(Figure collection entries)
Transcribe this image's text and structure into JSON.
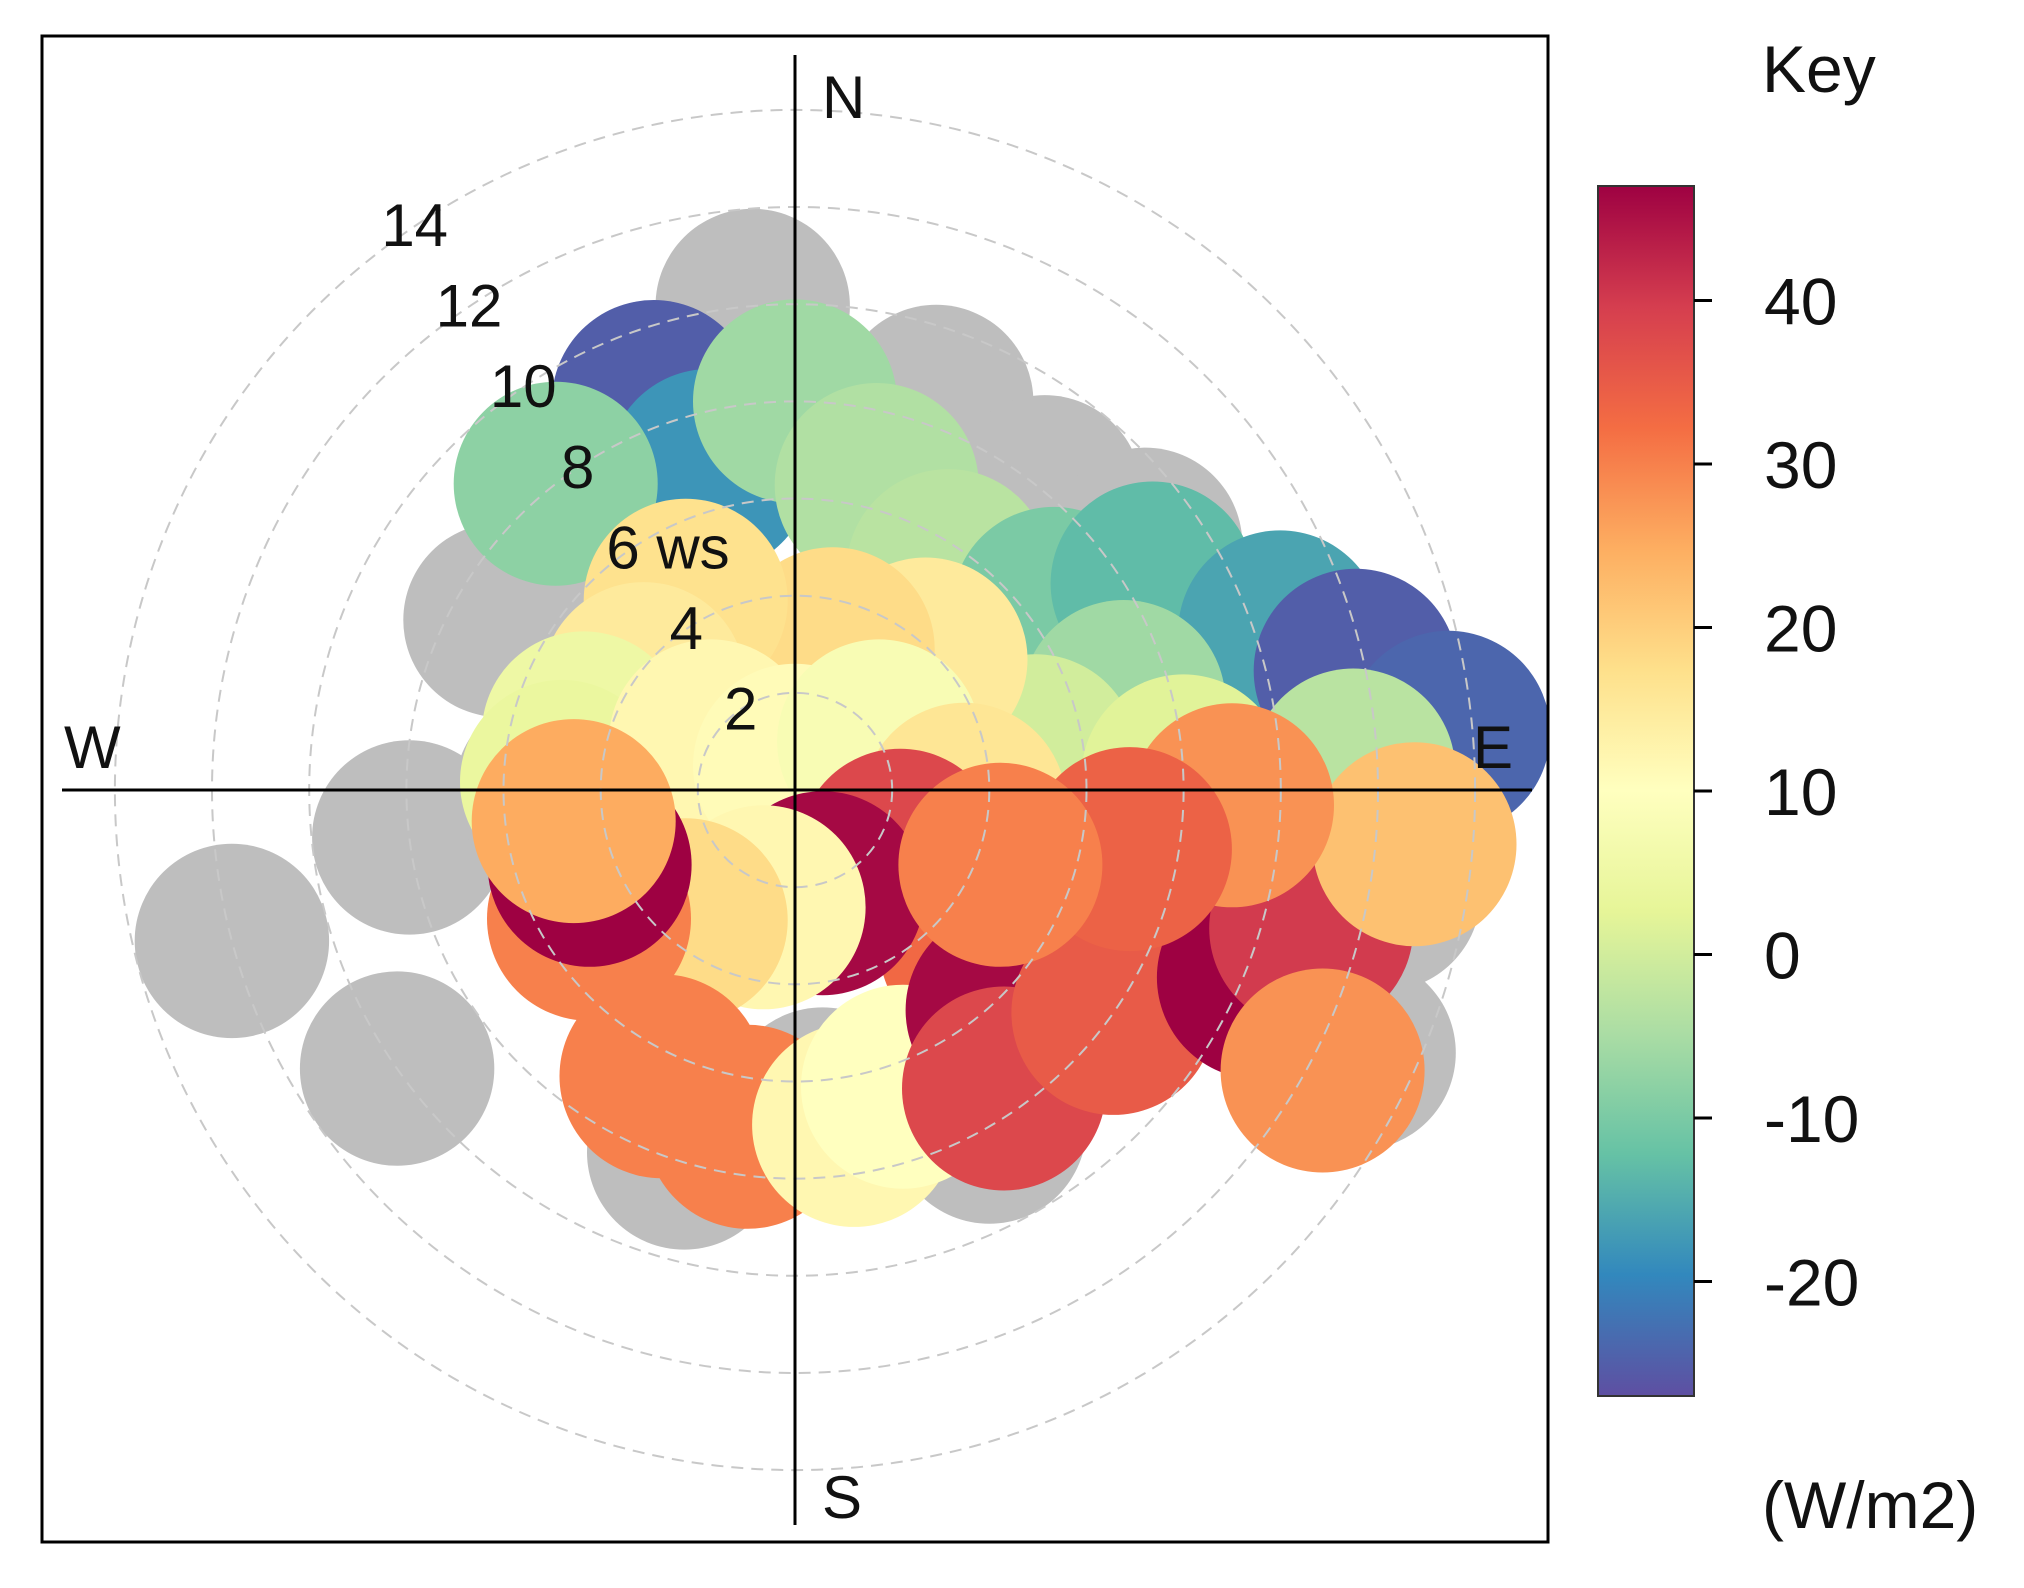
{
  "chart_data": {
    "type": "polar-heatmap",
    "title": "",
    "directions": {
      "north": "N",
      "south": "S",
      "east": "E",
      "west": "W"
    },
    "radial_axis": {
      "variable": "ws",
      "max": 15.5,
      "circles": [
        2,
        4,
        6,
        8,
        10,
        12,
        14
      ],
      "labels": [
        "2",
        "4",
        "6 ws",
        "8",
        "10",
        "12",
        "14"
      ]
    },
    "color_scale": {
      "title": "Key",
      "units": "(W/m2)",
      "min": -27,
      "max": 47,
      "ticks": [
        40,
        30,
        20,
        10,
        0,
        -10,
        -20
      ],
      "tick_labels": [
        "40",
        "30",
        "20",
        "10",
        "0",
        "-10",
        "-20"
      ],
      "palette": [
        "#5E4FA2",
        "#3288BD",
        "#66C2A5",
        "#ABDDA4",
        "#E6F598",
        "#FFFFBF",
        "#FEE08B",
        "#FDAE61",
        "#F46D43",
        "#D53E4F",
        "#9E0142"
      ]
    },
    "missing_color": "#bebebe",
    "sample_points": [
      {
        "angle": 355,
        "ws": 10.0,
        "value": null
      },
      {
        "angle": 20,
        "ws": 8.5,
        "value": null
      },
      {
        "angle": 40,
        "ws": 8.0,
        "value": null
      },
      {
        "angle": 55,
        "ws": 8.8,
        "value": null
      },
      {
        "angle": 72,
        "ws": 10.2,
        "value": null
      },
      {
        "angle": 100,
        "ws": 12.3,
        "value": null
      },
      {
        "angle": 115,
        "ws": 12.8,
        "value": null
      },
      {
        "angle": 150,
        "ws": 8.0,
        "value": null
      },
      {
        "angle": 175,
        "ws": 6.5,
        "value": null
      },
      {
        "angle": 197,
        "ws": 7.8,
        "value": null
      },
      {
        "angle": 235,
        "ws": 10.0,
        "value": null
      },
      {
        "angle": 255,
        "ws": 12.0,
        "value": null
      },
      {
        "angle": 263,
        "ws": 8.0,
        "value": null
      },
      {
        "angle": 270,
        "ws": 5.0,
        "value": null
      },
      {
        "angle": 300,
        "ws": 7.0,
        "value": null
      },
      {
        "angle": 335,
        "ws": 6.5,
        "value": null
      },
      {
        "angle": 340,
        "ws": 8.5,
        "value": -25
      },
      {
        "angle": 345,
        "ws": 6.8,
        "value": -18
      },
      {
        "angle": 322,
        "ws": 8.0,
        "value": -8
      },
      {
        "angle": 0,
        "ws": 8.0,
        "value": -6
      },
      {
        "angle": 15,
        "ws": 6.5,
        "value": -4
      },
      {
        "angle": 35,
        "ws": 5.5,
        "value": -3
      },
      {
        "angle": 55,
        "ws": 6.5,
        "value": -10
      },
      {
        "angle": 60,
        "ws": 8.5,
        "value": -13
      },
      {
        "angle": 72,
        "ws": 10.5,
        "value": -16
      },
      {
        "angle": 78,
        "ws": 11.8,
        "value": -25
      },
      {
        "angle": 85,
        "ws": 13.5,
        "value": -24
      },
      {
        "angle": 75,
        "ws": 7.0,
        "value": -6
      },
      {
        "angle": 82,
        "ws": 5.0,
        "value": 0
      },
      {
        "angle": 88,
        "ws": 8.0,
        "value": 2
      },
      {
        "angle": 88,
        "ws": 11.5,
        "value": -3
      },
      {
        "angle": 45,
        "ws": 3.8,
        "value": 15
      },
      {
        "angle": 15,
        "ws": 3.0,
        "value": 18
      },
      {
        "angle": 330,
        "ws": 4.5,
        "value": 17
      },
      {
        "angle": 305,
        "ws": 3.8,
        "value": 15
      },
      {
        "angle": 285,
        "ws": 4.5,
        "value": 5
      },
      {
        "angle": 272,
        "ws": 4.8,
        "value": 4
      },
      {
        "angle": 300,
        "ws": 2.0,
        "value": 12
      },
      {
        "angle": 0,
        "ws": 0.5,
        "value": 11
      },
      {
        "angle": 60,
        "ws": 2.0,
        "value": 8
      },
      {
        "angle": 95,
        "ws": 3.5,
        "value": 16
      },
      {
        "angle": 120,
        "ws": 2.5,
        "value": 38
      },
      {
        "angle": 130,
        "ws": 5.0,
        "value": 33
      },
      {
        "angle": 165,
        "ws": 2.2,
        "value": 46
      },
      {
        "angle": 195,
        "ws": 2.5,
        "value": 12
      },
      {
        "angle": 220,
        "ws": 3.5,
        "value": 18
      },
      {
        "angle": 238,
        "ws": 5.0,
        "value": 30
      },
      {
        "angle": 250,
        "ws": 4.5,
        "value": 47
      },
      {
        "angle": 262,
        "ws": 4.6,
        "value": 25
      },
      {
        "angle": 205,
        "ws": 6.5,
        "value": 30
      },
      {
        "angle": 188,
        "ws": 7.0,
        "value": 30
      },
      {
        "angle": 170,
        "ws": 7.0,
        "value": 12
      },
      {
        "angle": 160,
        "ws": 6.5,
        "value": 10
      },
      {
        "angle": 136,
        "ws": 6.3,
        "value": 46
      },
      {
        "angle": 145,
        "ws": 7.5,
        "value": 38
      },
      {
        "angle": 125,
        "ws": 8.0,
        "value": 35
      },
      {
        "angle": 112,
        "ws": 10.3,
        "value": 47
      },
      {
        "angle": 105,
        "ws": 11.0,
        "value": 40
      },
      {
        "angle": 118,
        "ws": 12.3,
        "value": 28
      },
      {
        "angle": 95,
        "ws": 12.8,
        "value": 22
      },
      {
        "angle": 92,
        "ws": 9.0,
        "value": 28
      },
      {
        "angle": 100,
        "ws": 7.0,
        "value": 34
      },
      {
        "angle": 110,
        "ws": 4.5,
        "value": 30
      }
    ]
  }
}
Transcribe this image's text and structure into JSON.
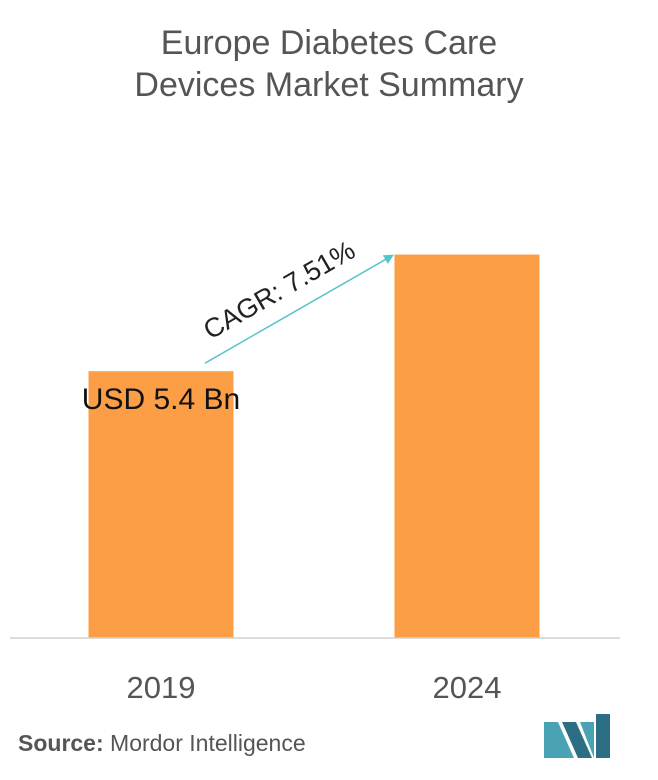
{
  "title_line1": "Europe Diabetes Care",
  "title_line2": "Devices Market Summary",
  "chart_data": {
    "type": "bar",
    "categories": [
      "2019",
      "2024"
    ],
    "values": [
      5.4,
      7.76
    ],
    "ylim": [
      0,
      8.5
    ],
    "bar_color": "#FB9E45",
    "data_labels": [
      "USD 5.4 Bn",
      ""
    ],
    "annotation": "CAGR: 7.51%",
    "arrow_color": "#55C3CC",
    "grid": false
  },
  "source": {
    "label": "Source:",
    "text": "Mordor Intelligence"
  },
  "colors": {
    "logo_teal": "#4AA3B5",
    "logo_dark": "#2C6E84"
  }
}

→ Given instruction
Restate every record exactly, please; do not copy the pictures.

→ Task response
Transcribe this image's text and structure into JSON.
{
  "chart_data": {
    "type": "polar-heatmap",
    "title": "",
    "directions": {
      "north": "N",
      "south": "S",
      "east": "E",
      "west": "W"
    },
    "radial_axis": {
      "variable": "ws",
      "max": 15.5,
      "circles": [
        2,
        4,
        6,
        8,
        10,
        12,
        14
      ],
      "labels": [
        "2",
        "4",
        "6 ws",
        "8",
        "10",
        "12",
        "14"
      ]
    },
    "color_scale": {
      "title": "Key",
      "units": "(W/m2)",
      "min": -27,
      "max": 47,
      "ticks": [
        40,
        30,
        20,
        10,
        0,
        -10,
        -20
      ],
      "tick_labels": [
        "40",
        "30",
        "20",
        "10",
        "0",
        "-10",
        "-20"
      ],
      "palette": [
        "#5E4FA2",
        "#3288BD",
        "#66C2A5",
        "#ABDDA4",
        "#E6F598",
        "#FFFFBF",
        "#FEE08B",
        "#FDAE61",
        "#F46D43",
        "#D53E4F",
        "#9E0142"
      ]
    },
    "missing_color": "#bebebe",
    "sample_points": [
      {
        "angle": 355,
        "ws": 10.0,
        "value": null
      },
      {
        "angle": 20,
        "ws": 8.5,
        "value": null
      },
      {
        "angle": 40,
        "ws": 8.0,
        "value": null
      },
      {
        "angle": 55,
        "ws": 8.8,
        "value": null
      },
      {
        "angle": 72,
        "ws": 10.2,
        "value": null
      },
      {
        "angle": 100,
        "ws": 12.3,
        "value": null
      },
      {
        "angle": 115,
        "ws": 12.8,
        "value": null
      },
      {
        "angle": 150,
        "ws": 8.0,
        "value": null
      },
      {
        "angle": 175,
        "ws": 6.5,
        "value": null
      },
      {
        "angle": 197,
        "ws": 7.8,
        "value": null
      },
      {
        "angle": 235,
        "ws": 10.0,
        "value": null
      },
      {
        "angle": 255,
        "ws": 12.0,
        "value": null
      },
      {
        "angle": 263,
        "ws": 8.0,
        "value": null
      },
      {
        "angle": 270,
        "ws": 5.0,
        "value": null
      },
      {
        "angle": 300,
        "ws": 7.0,
        "value": null
      },
      {
        "angle": 335,
        "ws": 6.5,
        "value": null
      },
      {
        "angle": 340,
        "ws": 8.5,
        "value": -25
      },
      {
        "angle": 345,
        "ws": 6.8,
        "value": -18
      },
      {
        "angle": 322,
        "ws": 8.0,
        "value": -8
      },
      {
        "angle": 0,
        "ws": 8.0,
        "value": -6
      },
      {
        "angle": 15,
        "ws": 6.5,
        "value": -4
      },
      {
        "angle": 35,
        "ws": 5.5,
        "value": -3
      },
      {
        "angle": 55,
        "ws": 6.5,
        "value": -10
      },
      {
        "angle": 60,
        "ws": 8.5,
        "value": -13
      },
      {
        "angle": 72,
        "ws": 10.5,
        "value": -16
      },
      {
        "angle": 78,
        "ws": 11.8,
        "value": -25
      },
      {
        "angle": 85,
        "ws": 13.5,
        "value": -24
      },
      {
        "angle": 75,
        "ws": 7.0,
        "value": -6
      },
      {
        "angle": 82,
        "ws": 5.0,
        "value": 0
      },
      {
        "angle": 88,
        "ws": 8.0,
        "value": 2
      },
      {
        "angle": 88,
        "ws": 11.5,
        "value": -3
      },
      {
        "angle": 45,
        "ws": 3.8,
        "value": 15
      },
      {
        "angle": 15,
        "ws": 3.0,
        "value": 18
      },
      {
        "angle": 330,
        "ws": 4.5,
        "value": 17
      },
      {
        "angle": 305,
        "ws": 3.8,
        "value": 15
      },
      {
        "angle": 285,
        "ws": 4.5,
        "value": 5
      },
      {
        "angle": 272,
        "ws": 4.8,
        "value": 4
      },
      {
        "angle": 300,
        "ws": 2.0,
        "value": 12
      },
      {
        "angle": 0,
        "ws": 0.5,
        "value": 11
      },
      {
        "angle": 60,
        "ws": 2.0,
        "value": 8
      },
      {
        "angle": 95,
        "ws": 3.5,
        "value": 16
      },
      {
        "angle": 120,
        "ws": 2.5,
        "value": 38
      },
      {
        "angle": 130,
        "ws": 5.0,
        "value": 33
      },
      {
        "angle": 165,
        "ws": 2.2,
        "value": 46
      },
      {
        "angle": 195,
        "ws": 2.5,
        "value": 12
      },
      {
        "angle": 220,
        "ws": 3.5,
        "value": 18
      },
      {
        "angle": 238,
        "ws": 5.0,
        "value": 30
      },
      {
        "angle": 250,
        "ws": 4.5,
        "value": 47
      },
      {
        "angle": 262,
        "ws": 4.6,
        "value": 25
      },
      {
        "angle": 205,
        "ws": 6.5,
        "value": 30
      },
      {
        "angle": 188,
        "ws": 7.0,
        "value": 30
      },
      {
        "angle": 170,
        "ws": 7.0,
        "value": 12
      },
      {
        "angle": 160,
        "ws": 6.5,
        "value": 10
      },
      {
        "angle": 136,
        "ws": 6.3,
        "value": 46
      },
      {
        "angle": 145,
        "ws": 7.5,
        "value": 38
      },
      {
        "angle": 125,
        "ws": 8.0,
        "value": 35
      },
      {
        "angle": 112,
        "ws": 10.3,
        "value": 47
      },
      {
        "angle": 105,
        "ws": 11.0,
        "value": 40
      },
      {
        "angle": 118,
        "ws": 12.3,
        "value": 28
      },
      {
        "angle": 95,
        "ws": 12.8,
        "value": 22
      },
      {
        "angle": 92,
        "ws": 9.0,
        "value": 28
      },
      {
        "angle": 100,
        "ws": 7.0,
        "value": 34
      },
      {
        "angle": 110,
        "ws": 4.5,
        "value": 30
      }
    ]
  }
}
Transcribe this image's text and structure into JSON.
{
  "title_line1": "Europe Diabetes Care",
  "title_line2": "Devices Market Summary",
  "chart_data": {
    "type": "bar",
    "categories": [
      "2019",
      "2024"
    ],
    "values": [
      5.4,
      7.76
    ],
    "ylim": [
      0,
      8.5
    ],
    "bar_color": "#FB9E45",
    "data_labels": [
      "USD 5.4 Bn",
      ""
    ],
    "annotation": "CAGR: 7.51%",
    "arrow_color": "#55C3CC",
    "grid": false
  },
  "source": {
    "label": "Source:",
    "text": "Mordor Intelligence"
  },
  "colors": {
    "logo_teal": "#4AA3B5",
    "logo_dark": "#2C6E84"
  }
}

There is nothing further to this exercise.